***** Records to use *****

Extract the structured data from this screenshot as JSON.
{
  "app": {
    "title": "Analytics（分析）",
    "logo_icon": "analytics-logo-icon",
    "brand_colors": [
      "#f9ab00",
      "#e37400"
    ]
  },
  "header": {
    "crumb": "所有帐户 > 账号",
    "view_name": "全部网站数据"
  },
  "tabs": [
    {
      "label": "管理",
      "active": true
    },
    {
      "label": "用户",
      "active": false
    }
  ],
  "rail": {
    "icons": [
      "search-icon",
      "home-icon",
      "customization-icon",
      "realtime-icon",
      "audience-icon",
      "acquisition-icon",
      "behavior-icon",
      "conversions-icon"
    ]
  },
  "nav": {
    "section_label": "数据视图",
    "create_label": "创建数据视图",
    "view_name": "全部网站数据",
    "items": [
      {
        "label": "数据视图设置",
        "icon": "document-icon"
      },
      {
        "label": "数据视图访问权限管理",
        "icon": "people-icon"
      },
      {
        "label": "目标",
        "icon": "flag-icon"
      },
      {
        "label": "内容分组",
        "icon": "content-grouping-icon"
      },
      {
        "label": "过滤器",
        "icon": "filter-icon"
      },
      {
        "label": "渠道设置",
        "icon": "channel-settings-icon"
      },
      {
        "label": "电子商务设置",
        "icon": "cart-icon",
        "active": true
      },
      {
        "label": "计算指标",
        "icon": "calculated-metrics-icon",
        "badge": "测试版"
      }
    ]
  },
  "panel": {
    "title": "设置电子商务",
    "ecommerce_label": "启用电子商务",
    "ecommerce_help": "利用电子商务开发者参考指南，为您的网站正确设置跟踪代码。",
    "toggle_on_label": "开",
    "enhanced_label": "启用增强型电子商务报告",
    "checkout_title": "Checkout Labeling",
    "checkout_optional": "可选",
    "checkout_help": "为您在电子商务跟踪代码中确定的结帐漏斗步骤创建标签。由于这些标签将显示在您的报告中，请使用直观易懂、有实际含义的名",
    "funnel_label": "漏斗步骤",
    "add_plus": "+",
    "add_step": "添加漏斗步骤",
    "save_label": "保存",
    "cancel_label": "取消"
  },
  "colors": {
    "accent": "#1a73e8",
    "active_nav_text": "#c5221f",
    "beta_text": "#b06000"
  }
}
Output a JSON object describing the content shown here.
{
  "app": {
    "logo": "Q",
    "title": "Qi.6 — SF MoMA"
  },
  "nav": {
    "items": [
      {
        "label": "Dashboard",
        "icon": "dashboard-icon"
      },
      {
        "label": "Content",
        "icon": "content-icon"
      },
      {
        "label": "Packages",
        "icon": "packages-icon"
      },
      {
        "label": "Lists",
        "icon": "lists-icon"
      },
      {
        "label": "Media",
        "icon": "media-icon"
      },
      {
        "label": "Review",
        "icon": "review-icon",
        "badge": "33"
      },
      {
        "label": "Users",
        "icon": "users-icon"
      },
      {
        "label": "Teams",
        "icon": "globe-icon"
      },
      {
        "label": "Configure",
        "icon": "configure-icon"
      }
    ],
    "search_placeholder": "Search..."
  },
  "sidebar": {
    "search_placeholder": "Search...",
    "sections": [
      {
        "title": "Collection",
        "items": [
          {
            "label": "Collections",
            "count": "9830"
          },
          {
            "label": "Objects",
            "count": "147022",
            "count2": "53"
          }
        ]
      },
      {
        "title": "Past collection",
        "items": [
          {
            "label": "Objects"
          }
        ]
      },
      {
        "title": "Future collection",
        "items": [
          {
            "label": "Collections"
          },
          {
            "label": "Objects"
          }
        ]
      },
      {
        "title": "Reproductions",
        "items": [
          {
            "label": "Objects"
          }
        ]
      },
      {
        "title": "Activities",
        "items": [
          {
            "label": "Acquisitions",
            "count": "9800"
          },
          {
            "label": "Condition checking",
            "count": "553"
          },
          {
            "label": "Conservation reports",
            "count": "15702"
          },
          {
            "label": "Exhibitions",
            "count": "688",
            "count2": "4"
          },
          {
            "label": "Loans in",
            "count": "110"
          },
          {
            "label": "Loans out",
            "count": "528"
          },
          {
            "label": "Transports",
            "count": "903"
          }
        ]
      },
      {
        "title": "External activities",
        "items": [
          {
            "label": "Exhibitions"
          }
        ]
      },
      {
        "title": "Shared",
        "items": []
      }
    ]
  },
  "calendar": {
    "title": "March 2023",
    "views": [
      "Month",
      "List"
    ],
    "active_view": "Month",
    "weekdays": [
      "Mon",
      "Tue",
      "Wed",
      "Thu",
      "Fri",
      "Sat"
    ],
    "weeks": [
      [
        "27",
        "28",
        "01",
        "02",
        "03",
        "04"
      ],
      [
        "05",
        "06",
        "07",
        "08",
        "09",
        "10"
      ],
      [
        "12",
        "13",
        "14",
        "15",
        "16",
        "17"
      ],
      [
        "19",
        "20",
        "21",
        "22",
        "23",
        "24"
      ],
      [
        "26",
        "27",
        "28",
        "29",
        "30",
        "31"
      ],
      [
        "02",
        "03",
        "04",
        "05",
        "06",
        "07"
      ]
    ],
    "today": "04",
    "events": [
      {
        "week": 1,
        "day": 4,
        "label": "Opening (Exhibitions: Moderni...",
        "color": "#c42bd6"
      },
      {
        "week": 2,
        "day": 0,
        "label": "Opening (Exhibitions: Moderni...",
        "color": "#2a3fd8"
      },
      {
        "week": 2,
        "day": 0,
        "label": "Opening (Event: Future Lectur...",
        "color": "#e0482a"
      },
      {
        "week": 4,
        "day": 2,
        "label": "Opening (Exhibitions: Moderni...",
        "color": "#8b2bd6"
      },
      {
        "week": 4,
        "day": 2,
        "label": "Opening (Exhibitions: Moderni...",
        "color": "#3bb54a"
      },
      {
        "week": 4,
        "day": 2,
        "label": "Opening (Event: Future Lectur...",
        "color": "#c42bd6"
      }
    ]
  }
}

*****

## Exercise objective
Output every record above exactly as it appears.

## Response to this exercise
Extract the structured data from this screenshot as JSON.
{
  "app": {
    "title": "Analytics（分析）",
    "logo_icon": "analytics-logo-icon",
    "brand_colors": [
      "#f9ab00",
      "#e37400"
    ]
  },
  "header": {
    "crumb": "所有帐户 > 账号",
    "view_name": "全部网站数据"
  },
  "tabs": [
    {
      "label": "管理",
      "active": true
    },
    {
      "label": "用户",
      "active": false
    }
  ],
  "rail": {
    "icons": [
      "search-icon",
      "home-icon",
      "customization-icon",
      "realtime-icon",
      "audience-icon",
      "acquisition-icon",
      "behavior-icon",
      "conversions-icon"
    ]
  },
  "nav": {
    "section_label": "数据视图",
    "create_label": "创建数据视图",
    "view_name": "全部网站数据",
    "items": [
      {
        "label": "数据视图设置",
        "icon": "document-icon"
      },
      {
        "label": "数据视图访问权限管理",
        "icon": "people-icon"
      },
      {
        "label": "目标",
        "icon": "flag-icon"
      },
      {
        "label": "内容分组",
        "icon": "content-grouping-icon"
      },
      {
        "label": "过滤器",
        "icon": "filter-icon"
      },
      {
        "label": "渠道设置",
        "icon": "channel-settings-icon"
      },
      {
        "label": "电子商务设置",
        "icon": "cart-icon",
        "active": true
      },
      {
        "label": "计算指标",
        "icon": "calculated-metrics-icon",
        "badge": "测试版"
      }
    ]
  },
  "panel": {
    "title": "设置电子商务",
    "ecommerce_label": "启用电子商务",
    "ecommerce_help": "利用电子商务开发者参考指南，为您的网站正确设置跟踪代码。",
    "toggle_on_label": "开",
    "enhanced_label": "启用增强型电子商务报告",
    "checkout_title": "Checkout Labeling",
    "checkout_optional": "可选",
    "checkout_help": "为您在电子商务跟踪代码中确定的结帐漏斗步骤创建标签。由于这些标签将显示在您的报告中，请使用直观易懂、有实际含义的名",
    "funnel_label": "漏斗步骤",
    "add_plus": "+",
    "add_step": "添加漏斗步骤",
    "save_label": "保存",
    "cancel_label": "取消"
  },
  "colors": {
    "accent": "#1a73e8",
    "active_nav_text": "#c5221f",
    "beta_text": "#b06000"
  }
}
Output a JSON object describing the content shown here.
{
  "app": {
    "logo": "Q",
    "title": "Qi.6 — SF MoMA"
  },
  "nav": {
    "items": [
      {
        "label": "Dashboard",
        "icon": "dashboard-icon"
      },
      {
        "label": "Content",
        "icon": "content-icon"
      },
      {
        "label": "Packages",
        "icon": "packages-icon"
      },
      {
        "label": "Lists",
        "icon": "lists-icon"
      },
      {
        "label": "Media",
        "icon": "media-icon"
      },
      {
        "label": "Review",
        "icon": "review-icon",
        "badge": "33"
      },
      {
        "label": "Users",
        "icon": "users-icon"
      },
      {
        "label": "Teams",
        "icon": "globe-icon"
      },
      {
        "label": "Configure",
        "icon": "configure-icon"
      }
    ],
    "search_placeholder": "Search..."
  },
  "sidebar": {
    "search_placeholder": "Search...",
    "sections": [
      {
        "title": "Collection",
        "items": [
          {
            "label": "Collections",
            "count": "9830"
          },
          {
            "label": "Objects",
            "count": "147022",
            "count2": "53"
          }
        ]
      },
      {
        "title": "Past collection",
        "items": [
          {
            "label": "Objects"
          }
        ]
      },
      {
        "title": "Future collection",
        "items": [
          {
            "label": "Collections"
          },
          {
            "label": "Objects"
          }
        ]
      },
      {
        "title": "Reproductions",
        "items": [
          {
            "label": "Objects"
          }
        ]
      },
      {
        "title": "Activities",
        "items": [
          {
            "label": "Acquisitions",
            "count": "9800"
          },
          {
            "label": "Condition checking",
            "count": "553"
          },
          {
            "label": "Conservation reports",
            "count": "15702"
          },
          {
            "label": "Exhibitions",
            "count": "688",
            "count2": "4"
          },
          {
            "label": "Loans in",
            "count": "110"
          },
          {
            "label": "Loans out",
            "count": "528"
          },
          {
            "label": "Transports",
            "count": "903"
          }
        ]
      },
      {
        "title": "External activities",
        "items": [
          {
            "label": "Exhibitions"
          }
        ]
      },
      {
        "title": "Shared",
        "items": []
      }
    ]
  },
  "calendar": {
    "title": "March 2023",
    "views": [
      "Month",
      "List"
    ],
    "active_view": "Month",
    "weekdays": [
      "Mon",
      "Tue",
      "Wed",
      "Thu",
      "Fri",
      "Sat"
    ],
    "weeks": [
      [
        "27",
        "28",
        "01",
        "02",
        "03",
        "04"
      ],
      [
        "05",
        "06",
        "07",
        "08",
        "09",
        "10"
      ],
      [
        "12",
        "13",
        "14",
        "15",
        "16",
        "17"
      ],
      [
        "19",
        "20",
        "21",
        "22",
        "23",
        "24"
      ],
      [
        "26",
        "27",
        "28",
        "29",
        "30",
        "31"
      ],
      [
        "02",
        "03",
        "04",
        "05",
        "06",
        "07"
      ]
    ],
    "today": "04",
    "events": [
      {
        "week": 1,
        "day": 4,
        "label": "Opening (Exhibitions: Moderni...",
        "color": "#c42bd6"
      },
      {
        "week": 2,
        "day": 0,
        "label": "Opening (Exhibitions: Moderni...",
        "color": "#2a3fd8"
      },
      {
        "week": 2,
        "day": 0,
        "label": "Opening (Event: Future Lectur...",
        "color": "#e0482a"
      },
      {
        "week": 4,
        "day": 2,
        "label": "Opening (Exhibitions: Moderni...",
        "color": "#8b2bd6"
      },
      {
        "week": 4,
        "day": 2,
        "label": "Opening (Exhibitions: Moderni...",
        "color": "#3bb54a"
      },
      {
        "week": 4,
        "day": 2,
        "label": "Opening (Event: Future Lectur...",
        "color": "#c42bd6"
      }
    ]
  }
}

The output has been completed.